------ Record excerpts ------

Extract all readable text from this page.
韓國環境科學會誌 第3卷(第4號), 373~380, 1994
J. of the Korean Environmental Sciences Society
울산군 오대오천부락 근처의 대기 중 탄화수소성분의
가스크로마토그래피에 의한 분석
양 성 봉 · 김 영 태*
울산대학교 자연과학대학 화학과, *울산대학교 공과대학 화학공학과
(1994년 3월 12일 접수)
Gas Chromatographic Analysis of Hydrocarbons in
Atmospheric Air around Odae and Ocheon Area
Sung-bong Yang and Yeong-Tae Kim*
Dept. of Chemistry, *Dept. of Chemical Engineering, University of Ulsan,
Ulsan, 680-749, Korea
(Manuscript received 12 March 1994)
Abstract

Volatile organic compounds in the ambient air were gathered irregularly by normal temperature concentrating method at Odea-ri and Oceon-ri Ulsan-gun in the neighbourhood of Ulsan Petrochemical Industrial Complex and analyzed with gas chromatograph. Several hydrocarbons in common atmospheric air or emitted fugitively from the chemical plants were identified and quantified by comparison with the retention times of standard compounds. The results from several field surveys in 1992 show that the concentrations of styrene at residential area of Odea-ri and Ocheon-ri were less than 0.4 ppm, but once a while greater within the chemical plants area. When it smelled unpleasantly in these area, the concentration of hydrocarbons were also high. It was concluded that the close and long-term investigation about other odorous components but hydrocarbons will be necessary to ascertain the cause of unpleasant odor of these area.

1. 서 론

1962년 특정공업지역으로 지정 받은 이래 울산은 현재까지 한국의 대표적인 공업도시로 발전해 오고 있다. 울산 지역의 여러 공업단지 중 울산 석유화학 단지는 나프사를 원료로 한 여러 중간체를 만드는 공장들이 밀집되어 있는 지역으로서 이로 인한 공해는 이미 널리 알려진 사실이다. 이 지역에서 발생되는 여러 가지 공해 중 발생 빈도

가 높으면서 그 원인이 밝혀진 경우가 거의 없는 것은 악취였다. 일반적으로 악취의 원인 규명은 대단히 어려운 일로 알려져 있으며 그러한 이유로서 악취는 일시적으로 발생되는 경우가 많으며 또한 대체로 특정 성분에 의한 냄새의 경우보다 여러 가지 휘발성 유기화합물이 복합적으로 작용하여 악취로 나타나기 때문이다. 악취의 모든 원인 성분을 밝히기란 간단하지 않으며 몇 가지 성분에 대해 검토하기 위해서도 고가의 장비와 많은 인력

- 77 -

------

Set problem | Gather each line in these records that contains the string "발생되는".

Written answer |
1962년 특정공업지역으로 지정 받은 이래 울산은 현재까지 한국의 대표적인 공업도시로 발전해 오고 있다. 울산 지역의 여러 공업단지 중 울산 석유화학 단지는 나프사를 원료로 한 여러 중간체를 만드는 공장들이 밀집되어 있는 지역으로서 이로 인한 공해는 이미 널리 알려진 사실이다. 이 지역에서 발생되는 여러 가지 공해 중 발생 빈도
가 높으면서 그 원인이 밝혀진 경우가 거의 없는 것은 악취였다. 일반적으로 악취의 원인 규명은 대단히 어려운 일로 알려져 있으며 그러한 이유로서 악취는 일시적으로 발생되는 경우가 많으며 또한 대체로 특정 성분에 의한 냄새의 경우보다 여러 가지 휘발성 유기화합물이 복합적으로 작용하여 악취로 나타나기 때문이다. 악취의 모든 원인 성분을 밝히기란 간단하지 않으며 몇 가지 성분에 대해 검토하기 위해서도 고가의 장비와 많은 인력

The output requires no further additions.